- _GOAL_: Copy out every line exactly, passing over the pictures.

- _INPUT RECORDS_:
┄┄┄┄┄┄

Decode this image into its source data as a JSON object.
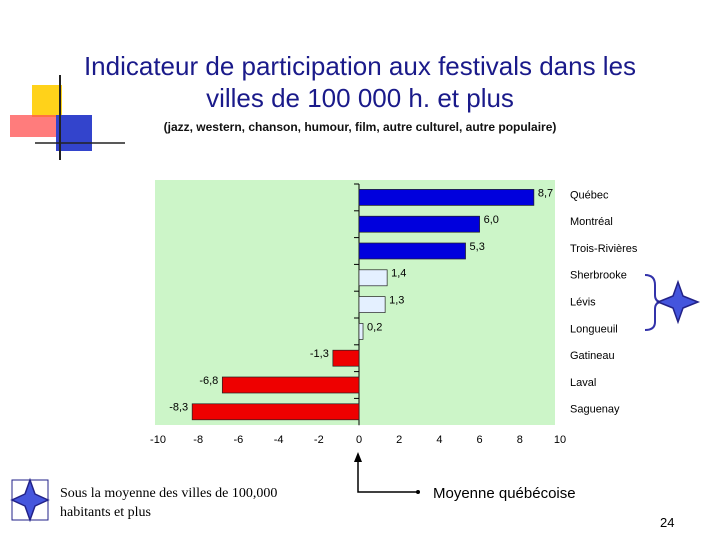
{
  "chart_data": {
    "type": "hbar",
    "title": "Indicateur de participation aux festivals dans  les villes de 100 000 h. et plus",
    "subtitle": "(jazz, western, chanson, humour, film, autre culturel, autre populaire)",
    "categories": [
      "Québec",
      "Montréal",
      "Trois-Rivières",
      "Sherbrooke",
      "Lévis",
      "Longueuil",
      "Gatineau",
      "Laval",
      "Saguenay"
    ],
    "values": [
      8.7,
      6.0,
      5.3,
      1.4,
      1.3,
      0.2,
      -1.3,
      -6.8,
      -8.3
    ],
    "value_labels": [
      "8,7",
      "6,0",
      "5,3",
      "1,4",
      "1,3",
      "0,2",
      "-1,3",
      "-6,8",
      "-8,3"
    ],
    "colors": [
      "#0000dd",
      "#0000dd",
      "#0000dd",
      "#e4f0ff",
      "#e4f0ff",
      "#e4f0ff",
      "#ee0000",
      "#ee0000",
      "#ee0000"
    ],
    "xlim": [
      -10,
      10
    ],
    "xticks": [
      -10,
      -8,
      -6,
      -4,
      -2,
      0,
      2,
      4,
      6,
      8,
      10
    ],
    "plot_background": "#ccf5c8",
    "grid": false
  },
  "slide": {
    "footnote": "Sous la moyenne des villes de 100,000 habitants et plus",
    "average_label": "Moyenne québécoise",
    "page_number": "24"
  }
}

┄┄┄┄┄┄

- _SOLUTION_:
Decode this image into its source data as a JSON object.
{
  "chart_data": {
    "type": "hbar",
    "title": "Indicateur de participation aux festivals dans  les villes de 100 000 h. et plus",
    "subtitle": "(jazz, western, chanson, humour, film, autre culturel, autre populaire)",
    "categories": [
      "Québec",
      "Montréal",
      "Trois-Rivières",
      "Sherbrooke",
      "Lévis",
      "Longueuil",
      "Gatineau",
      "Laval",
      "Saguenay"
    ],
    "values": [
      8.7,
      6.0,
      5.3,
      1.4,
      1.3,
      0.2,
      -1.3,
      -6.8,
      -8.3
    ],
    "value_labels": [
      "8,7",
      "6,0",
      "5,3",
      "1,4",
      "1,3",
      "0,2",
      "-1,3",
      "-6,8",
      "-8,3"
    ],
    "colors": [
      "#0000dd",
      "#0000dd",
      "#0000dd",
      "#e4f0ff",
      "#e4f0ff",
      "#e4f0ff",
      "#ee0000",
      "#ee0000",
      "#ee0000"
    ],
    "xlim": [
      -10,
      10
    ],
    "xticks": [
      -10,
      -8,
      -6,
      -4,
      -2,
      0,
      2,
      4,
      6,
      8,
      10
    ],
    "plot_background": "#ccf5c8",
    "grid": false
  },
  "slide": {
    "footnote": "Sous la moyenne des villes de 100,000 habitants et plus",
    "average_label": "Moyenne québécoise",
    "page_number": "24"
  }
}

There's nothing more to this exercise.